Your task | Output solely the number of lines containing the string "структуры".

Data for this task |
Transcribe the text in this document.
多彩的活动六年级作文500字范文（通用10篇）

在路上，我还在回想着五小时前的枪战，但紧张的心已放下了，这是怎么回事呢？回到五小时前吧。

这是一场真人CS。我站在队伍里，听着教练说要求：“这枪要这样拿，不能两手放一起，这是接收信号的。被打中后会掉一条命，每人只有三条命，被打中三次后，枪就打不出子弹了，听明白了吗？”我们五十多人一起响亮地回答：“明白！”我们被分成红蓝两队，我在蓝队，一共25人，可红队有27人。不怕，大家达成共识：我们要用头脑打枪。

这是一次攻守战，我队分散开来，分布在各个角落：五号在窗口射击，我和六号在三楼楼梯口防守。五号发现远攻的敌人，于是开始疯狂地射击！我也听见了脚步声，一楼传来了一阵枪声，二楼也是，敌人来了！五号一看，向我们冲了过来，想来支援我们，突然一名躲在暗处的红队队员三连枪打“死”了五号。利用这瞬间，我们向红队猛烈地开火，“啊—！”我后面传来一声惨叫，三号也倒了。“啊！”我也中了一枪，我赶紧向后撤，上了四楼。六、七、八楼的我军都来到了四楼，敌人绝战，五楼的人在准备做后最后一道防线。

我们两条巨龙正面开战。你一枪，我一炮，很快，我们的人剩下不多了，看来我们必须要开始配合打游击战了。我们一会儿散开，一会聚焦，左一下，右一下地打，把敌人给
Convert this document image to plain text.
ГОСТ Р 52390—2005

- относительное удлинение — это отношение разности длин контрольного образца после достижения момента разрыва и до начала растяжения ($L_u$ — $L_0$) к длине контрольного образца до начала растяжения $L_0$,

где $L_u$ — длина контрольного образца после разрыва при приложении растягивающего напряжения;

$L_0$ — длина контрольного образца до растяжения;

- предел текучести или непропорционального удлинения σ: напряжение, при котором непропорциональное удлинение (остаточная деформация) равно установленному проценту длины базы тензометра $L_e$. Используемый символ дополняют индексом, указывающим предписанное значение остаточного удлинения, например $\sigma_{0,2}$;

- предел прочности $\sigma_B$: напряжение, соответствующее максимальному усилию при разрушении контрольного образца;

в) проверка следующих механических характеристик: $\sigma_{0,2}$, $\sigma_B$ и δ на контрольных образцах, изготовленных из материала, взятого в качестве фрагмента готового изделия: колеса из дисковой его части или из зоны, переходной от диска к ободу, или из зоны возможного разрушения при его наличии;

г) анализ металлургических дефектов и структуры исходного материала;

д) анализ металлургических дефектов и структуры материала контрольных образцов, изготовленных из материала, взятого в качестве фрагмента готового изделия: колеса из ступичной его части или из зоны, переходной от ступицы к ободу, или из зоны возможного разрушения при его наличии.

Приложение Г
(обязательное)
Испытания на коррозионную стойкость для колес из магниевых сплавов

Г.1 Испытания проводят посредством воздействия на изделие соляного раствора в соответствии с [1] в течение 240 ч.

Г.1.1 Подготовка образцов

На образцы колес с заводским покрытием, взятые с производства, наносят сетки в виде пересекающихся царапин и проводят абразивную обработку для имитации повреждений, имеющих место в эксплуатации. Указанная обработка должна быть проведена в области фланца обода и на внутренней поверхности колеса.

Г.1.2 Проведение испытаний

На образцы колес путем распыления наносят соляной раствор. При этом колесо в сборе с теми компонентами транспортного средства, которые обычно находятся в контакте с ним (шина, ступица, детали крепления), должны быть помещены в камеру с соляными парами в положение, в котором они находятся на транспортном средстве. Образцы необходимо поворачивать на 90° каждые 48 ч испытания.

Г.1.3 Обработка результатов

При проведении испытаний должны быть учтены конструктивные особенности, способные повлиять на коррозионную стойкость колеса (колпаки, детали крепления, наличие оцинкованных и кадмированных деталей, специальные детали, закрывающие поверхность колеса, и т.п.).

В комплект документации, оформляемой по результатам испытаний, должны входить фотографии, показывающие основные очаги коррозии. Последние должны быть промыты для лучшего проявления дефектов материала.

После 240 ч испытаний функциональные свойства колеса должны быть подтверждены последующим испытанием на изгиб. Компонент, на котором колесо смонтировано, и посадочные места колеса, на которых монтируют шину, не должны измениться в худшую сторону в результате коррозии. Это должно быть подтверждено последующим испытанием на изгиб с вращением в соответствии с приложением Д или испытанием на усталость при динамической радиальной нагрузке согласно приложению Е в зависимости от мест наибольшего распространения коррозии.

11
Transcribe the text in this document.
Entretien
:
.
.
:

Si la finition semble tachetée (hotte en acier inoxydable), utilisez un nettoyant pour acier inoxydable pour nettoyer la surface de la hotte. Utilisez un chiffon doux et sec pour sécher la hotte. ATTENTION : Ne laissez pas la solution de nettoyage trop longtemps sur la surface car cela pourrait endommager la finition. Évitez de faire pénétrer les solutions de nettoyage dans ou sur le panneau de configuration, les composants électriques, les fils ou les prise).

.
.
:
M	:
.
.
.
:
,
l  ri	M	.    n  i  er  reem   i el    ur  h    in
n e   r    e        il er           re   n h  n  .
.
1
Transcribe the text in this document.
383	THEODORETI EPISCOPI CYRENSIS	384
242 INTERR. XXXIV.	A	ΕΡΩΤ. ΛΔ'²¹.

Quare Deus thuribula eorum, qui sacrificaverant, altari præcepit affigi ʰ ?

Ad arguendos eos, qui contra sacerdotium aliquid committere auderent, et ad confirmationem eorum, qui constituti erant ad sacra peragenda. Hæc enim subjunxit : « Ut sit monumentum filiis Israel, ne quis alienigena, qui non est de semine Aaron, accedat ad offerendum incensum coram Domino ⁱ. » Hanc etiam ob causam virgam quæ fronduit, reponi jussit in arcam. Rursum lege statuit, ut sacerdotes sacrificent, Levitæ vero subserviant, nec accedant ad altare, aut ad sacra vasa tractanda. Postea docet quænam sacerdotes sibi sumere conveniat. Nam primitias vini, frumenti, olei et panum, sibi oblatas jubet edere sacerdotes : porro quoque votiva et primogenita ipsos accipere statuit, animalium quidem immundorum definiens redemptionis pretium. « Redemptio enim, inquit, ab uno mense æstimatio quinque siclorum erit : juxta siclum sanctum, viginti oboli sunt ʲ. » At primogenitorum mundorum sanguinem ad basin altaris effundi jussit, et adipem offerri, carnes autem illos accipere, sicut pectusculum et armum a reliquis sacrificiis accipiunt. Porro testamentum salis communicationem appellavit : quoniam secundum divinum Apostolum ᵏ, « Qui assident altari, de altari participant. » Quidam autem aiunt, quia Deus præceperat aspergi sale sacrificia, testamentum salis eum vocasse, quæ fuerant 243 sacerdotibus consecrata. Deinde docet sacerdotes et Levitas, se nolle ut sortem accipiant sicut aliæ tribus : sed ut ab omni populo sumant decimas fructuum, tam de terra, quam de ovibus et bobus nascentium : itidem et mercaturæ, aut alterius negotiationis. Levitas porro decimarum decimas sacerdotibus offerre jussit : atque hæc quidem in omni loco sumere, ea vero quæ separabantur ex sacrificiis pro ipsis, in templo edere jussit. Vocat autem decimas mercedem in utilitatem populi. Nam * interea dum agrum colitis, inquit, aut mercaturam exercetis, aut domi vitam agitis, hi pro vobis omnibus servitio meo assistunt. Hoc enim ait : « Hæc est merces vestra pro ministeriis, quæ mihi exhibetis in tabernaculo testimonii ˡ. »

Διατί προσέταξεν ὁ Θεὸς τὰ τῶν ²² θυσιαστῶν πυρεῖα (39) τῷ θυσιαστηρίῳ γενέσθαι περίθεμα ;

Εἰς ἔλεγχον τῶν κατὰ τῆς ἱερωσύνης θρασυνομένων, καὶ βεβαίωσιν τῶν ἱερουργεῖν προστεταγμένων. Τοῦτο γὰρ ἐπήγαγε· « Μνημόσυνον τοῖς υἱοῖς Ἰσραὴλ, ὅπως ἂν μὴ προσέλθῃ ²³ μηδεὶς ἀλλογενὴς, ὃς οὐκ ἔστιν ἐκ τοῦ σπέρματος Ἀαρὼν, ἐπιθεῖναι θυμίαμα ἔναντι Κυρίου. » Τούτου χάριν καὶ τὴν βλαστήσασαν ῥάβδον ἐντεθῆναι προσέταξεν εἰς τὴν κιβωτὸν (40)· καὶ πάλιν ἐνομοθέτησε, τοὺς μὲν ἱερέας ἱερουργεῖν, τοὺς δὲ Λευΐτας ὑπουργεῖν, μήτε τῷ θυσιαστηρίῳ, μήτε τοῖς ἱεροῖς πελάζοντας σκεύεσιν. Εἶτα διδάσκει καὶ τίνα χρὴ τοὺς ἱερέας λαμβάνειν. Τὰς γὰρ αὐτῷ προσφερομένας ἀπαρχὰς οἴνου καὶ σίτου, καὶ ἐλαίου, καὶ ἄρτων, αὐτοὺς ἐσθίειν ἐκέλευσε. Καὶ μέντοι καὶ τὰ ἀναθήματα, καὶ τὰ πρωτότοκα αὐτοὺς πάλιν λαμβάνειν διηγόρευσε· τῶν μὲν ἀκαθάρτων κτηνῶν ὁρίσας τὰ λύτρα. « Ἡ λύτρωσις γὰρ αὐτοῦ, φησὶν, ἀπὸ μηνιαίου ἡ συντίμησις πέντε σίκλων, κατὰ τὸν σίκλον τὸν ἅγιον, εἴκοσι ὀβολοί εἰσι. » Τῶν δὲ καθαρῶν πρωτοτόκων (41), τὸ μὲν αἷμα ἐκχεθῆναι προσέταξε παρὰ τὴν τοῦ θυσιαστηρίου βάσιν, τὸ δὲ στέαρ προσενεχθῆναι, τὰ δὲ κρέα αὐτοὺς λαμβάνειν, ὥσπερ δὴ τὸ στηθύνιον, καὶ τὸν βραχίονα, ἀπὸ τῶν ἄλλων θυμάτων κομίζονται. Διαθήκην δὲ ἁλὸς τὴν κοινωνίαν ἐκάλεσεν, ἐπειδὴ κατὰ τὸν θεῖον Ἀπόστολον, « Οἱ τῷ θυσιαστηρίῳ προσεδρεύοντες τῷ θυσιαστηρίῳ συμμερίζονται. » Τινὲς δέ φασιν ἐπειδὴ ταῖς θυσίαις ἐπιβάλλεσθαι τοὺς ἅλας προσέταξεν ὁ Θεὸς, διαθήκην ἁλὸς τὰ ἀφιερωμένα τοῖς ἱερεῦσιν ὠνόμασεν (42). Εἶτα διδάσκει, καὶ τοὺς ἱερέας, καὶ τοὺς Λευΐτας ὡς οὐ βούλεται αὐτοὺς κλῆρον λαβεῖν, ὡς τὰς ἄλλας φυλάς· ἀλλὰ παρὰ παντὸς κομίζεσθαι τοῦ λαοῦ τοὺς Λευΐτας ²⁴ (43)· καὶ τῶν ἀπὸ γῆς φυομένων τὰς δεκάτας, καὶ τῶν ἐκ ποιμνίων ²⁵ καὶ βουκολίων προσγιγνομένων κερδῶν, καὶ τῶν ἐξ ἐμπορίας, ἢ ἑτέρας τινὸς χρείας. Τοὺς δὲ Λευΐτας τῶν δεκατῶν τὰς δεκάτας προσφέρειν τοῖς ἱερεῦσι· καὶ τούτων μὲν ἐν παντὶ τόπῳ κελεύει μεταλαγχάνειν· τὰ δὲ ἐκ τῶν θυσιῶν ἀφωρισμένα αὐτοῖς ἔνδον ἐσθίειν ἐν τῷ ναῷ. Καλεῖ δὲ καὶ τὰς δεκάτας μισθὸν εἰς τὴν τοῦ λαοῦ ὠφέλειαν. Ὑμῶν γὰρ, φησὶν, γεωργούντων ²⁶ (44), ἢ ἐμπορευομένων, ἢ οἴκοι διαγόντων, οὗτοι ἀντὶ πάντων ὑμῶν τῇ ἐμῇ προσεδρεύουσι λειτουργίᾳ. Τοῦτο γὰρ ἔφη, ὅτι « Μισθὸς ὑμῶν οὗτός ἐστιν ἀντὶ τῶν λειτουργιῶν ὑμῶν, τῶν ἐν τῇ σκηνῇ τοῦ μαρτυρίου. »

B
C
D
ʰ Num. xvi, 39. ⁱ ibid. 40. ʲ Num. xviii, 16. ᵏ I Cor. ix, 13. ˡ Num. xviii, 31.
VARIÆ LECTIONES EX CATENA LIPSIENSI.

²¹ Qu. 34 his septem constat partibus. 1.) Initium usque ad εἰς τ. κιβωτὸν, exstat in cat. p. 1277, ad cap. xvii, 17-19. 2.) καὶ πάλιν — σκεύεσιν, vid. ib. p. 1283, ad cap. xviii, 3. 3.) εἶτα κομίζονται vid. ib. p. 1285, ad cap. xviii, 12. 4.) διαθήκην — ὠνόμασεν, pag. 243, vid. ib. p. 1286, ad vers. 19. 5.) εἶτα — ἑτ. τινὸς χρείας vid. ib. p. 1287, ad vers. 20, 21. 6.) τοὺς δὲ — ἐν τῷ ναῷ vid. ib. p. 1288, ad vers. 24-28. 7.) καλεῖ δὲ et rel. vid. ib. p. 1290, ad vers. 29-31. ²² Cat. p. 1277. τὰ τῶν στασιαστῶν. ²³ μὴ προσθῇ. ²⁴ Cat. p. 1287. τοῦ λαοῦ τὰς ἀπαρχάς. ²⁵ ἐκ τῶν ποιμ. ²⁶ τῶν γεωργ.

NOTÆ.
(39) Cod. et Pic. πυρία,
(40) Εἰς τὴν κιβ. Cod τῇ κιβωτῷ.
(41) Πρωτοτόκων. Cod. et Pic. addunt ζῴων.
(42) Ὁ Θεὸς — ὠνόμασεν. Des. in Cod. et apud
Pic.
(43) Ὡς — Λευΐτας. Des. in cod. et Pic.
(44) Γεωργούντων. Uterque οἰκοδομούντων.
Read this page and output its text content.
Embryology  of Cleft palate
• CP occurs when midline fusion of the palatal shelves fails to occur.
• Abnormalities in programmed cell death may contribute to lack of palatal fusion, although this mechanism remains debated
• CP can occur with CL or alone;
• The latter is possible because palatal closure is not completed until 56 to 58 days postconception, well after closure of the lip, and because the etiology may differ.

Solution | 2